*THE TASK*. Reproduce all the entries precisely.

*GIVEN RECORDS*.
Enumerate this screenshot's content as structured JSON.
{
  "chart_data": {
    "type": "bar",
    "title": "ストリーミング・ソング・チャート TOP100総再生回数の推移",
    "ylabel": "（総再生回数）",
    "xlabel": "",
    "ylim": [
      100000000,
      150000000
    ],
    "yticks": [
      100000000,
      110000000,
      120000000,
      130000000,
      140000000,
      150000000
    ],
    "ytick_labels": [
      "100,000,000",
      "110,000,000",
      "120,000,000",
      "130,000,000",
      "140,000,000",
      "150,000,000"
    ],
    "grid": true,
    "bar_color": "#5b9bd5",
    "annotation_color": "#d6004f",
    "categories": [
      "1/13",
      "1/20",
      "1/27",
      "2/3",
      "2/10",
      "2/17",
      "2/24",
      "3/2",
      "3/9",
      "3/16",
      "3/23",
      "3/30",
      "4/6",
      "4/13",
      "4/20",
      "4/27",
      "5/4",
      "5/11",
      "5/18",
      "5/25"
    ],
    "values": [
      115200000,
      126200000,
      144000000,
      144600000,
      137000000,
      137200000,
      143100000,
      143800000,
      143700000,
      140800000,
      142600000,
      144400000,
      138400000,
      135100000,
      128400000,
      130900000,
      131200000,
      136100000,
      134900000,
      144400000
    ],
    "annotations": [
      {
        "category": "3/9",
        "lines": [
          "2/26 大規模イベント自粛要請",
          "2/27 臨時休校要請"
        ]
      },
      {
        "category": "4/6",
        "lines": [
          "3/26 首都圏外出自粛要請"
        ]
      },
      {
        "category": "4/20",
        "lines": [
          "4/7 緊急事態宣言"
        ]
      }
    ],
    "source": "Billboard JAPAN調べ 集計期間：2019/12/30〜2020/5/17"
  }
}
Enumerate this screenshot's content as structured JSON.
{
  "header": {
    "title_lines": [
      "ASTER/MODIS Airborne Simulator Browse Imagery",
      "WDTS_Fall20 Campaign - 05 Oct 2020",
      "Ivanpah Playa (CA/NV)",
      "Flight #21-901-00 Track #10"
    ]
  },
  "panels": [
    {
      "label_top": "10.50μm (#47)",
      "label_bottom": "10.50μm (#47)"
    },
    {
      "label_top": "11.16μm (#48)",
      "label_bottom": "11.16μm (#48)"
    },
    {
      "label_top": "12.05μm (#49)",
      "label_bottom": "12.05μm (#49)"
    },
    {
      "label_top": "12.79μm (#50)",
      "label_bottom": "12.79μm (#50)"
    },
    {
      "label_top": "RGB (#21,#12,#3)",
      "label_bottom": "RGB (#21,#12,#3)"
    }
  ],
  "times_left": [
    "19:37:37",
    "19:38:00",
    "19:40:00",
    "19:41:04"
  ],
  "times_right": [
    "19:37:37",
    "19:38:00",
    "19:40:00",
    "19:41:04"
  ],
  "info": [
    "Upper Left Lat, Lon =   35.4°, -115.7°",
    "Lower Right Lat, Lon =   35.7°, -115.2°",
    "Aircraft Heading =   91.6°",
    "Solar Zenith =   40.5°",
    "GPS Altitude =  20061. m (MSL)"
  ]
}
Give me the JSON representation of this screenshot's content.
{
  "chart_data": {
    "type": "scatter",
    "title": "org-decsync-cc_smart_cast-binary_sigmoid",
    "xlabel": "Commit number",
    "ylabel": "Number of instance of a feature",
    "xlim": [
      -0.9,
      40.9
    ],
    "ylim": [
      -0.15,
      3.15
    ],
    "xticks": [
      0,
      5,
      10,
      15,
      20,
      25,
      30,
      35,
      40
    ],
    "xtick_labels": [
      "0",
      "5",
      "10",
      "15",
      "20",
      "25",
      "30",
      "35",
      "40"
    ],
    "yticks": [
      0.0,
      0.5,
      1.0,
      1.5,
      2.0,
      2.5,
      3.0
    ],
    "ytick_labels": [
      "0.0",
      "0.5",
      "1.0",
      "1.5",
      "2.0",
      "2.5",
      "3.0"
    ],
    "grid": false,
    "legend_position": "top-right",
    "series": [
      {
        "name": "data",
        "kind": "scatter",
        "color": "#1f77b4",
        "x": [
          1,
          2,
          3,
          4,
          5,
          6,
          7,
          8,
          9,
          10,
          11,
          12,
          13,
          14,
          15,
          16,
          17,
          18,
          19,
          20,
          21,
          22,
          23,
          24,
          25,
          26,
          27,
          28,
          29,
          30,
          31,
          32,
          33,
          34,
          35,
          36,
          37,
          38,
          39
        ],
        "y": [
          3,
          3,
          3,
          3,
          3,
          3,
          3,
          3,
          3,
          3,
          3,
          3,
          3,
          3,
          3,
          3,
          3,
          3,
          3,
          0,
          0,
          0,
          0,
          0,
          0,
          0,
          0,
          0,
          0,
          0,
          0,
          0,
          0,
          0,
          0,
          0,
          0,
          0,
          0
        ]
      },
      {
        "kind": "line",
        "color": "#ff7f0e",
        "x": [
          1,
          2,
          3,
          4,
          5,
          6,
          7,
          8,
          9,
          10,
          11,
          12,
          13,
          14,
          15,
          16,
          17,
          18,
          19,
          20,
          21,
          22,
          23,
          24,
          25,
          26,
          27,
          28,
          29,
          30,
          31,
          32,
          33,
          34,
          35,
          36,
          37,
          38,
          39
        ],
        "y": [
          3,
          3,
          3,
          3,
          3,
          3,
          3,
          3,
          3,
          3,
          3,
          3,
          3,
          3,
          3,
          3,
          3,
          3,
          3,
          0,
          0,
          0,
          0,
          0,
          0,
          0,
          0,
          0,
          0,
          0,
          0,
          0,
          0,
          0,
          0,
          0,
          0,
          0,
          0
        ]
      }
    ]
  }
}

*THE COMPLETED TASK*.
Enumerate this screenshot's content as structured JSON.
{
  "chart_data": {
    "type": "bar",
    "title": "ストリーミング・ソング・チャート TOP100総再生回数の推移",
    "ylabel": "（総再生回数）",
    "xlabel": "",
    "ylim": [
      100000000,
      150000000
    ],
    "yticks": [
      100000000,
      110000000,
      120000000,
      130000000,
      140000000,
      150000000
    ],
    "ytick_labels": [
      "100,000,000",
      "110,000,000",
      "120,000,000",
      "130,000,000",
      "140,000,000",
      "150,000,000"
    ],
    "grid": true,
    "bar_color": "#5b9bd5",
    "annotation_color": "#d6004f",
    "categories": [
      "1/13",
      "1/20",
      "1/27",
      "2/3",
      "2/10",
      "2/17",
      "2/24",
      "3/2",
      "3/9",
      "3/16",
      "3/23",
      "3/30",
      "4/6",
      "4/13",
      "4/20",
      "4/27",
      "5/4",
      "5/11",
      "5/18",
      "5/25"
    ],
    "values": [
      115200000,
      126200000,
      144000000,
      144600000,
      137000000,
      137200000,
      143100000,
      143800000,
      143700000,
      140800000,
      142600000,
      144400000,
      138400000,
      135100000,
      128400000,
      130900000,
      131200000,
      136100000,
      134900000,
      144400000
    ],
    "annotations": [
      {
        "category": "3/9",
        "lines": [
          "2/26 大規模イベント自粛要請",
          "2/27 臨時休校要請"
        ]
      },
      {
        "category": "4/6",
        "lines": [
          "3/26 首都圏外出自粛要請"
        ]
      },
      {
        "category": "4/20",
        "lines": [
          "4/7 緊急事態宣言"
        ]
      }
    ],
    "source": "Billboard JAPAN調べ 集計期間：2019/12/30〜2020/5/17"
  }
}
Enumerate this screenshot's content as structured JSON.
{
  "header": {
    "title_lines": [
      "ASTER/MODIS Airborne Simulator Browse Imagery",
      "WDTS_Fall20 Campaign - 05 Oct 2020",
      "Ivanpah Playa (CA/NV)",
      "Flight #21-901-00 Track #10"
    ]
  },
  "panels": [
    {
      "label_top": "10.50μm (#47)",
      "label_bottom": "10.50μm (#47)"
    },
    {
      "label_top": "11.16μm (#48)",
      "label_bottom": "11.16μm (#48)"
    },
    {
      "label_top": "12.05μm (#49)",
      "label_bottom": "12.05μm (#49)"
    },
    {
      "label_top": "12.79μm (#50)",
      "label_bottom": "12.79μm (#50)"
    },
    {
      "label_top": "RGB (#21,#12,#3)",
      "label_bottom": "RGB (#21,#12,#3)"
    }
  ],
  "times_left": [
    "19:37:37",
    "19:38:00",
    "19:40:00",
    "19:41:04"
  ],
  "times_right": [
    "19:37:37",
    "19:38:00",
    "19:40:00",
    "19:41:04"
  ],
  "info": [
    "Upper Left Lat, Lon =   35.4°, -115.7°",
    "Lower Right Lat, Lon =   35.7°, -115.2°",
    "Aircraft Heading =   91.6°",
    "Solar Zenith =   40.5°",
    "GPS Altitude =  20061. m (MSL)"
  ]
}
Give me the JSON representation of this screenshot's content.
{
  "chart_data": {
    "type": "scatter",
    "title": "org-decsync-cc_smart_cast-binary_sigmoid",
    "xlabel": "Commit number",
    "ylabel": "Number of instance of a feature",
    "xlim": [
      -0.9,
      40.9
    ],
    "ylim": [
      -0.15,
      3.15
    ],
    "xticks": [
      0,
      5,
      10,
      15,
      20,
      25,
      30,
      35,
      40
    ],
    "xtick_labels": [
      "0",
      "5",
      "10",
      "15",
      "20",
      "25",
      "30",
      "35",
      "40"
    ],
    "yticks": [
      0.0,
      0.5,
      1.0,
      1.5,
      2.0,
      2.5,
      3.0
    ],
    "ytick_labels": [
      "0.0",
      "0.5",
      "1.0",
      "1.5",
      "2.0",
      "2.5",
      "3.0"
    ],
    "grid": false,
    "legend_position": "top-right",
    "series": [
      {
        "name": "data",
        "kind": "scatter",
        "color": "#1f77b4",
        "x": [
          1,
          2,
          3,
          4,
          5,
          6,
          7,
          8,
          9,
          10,
          11,
          12,
          13,
          14,
          15,
          16,
          17,
          18,
          19,
          20,
          21,
          22,
          23,
          24,
          25,
          26,
          27,
          28,
          29,
          30,
          31,
          32,
          33,
          34,
          35,
          36,
          37,
          38,
          39
        ],
        "y": [
          3,
          3,
          3,
          3,
          3,
          3,
          3,
          3,
          3,
          3,
          3,
          3,
          3,
          3,
          3,
          3,
          3,
          3,
          3,
          0,
          0,
          0,
          0,
          0,
          0,
          0,
          0,
          0,
          0,
          0,
          0,
          0,
          0,
          0,
          0,
          0,
          0,
          0,
          0
        ]
      },
      {
        "kind": "line",
        "color": "#ff7f0e",
        "x": [
          1,
          2,
          3,
          4,
          5,
          6,
          7,
          8,
          9,
          10,
          11,
          12,
          13,
          14,
          15,
          16,
          17,
          18,
          19,
          20,
          21,
          22,
          23,
          24,
          25,
          26,
          27,
          28,
          29,
          30,
          31,
          32,
          33,
          34,
          35,
          36,
          37,
          38,
          39
        ],
        "y": [
          3,
          3,
          3,
          3,
          3,
          3,
          3,
          3,
          3,
          3,
          3,
          3,
          3,
          3,
          3,
          3,
          3,
          3,
          3,
          0,
          0,
          0,
          0,
          0,
          0,
          0,
          0,
          0,
          0,
          0,
          0,
          0,
          0,
          0,
          0,
          0,
          0,
          0,
          0
        ]
      }
    ]
  }
}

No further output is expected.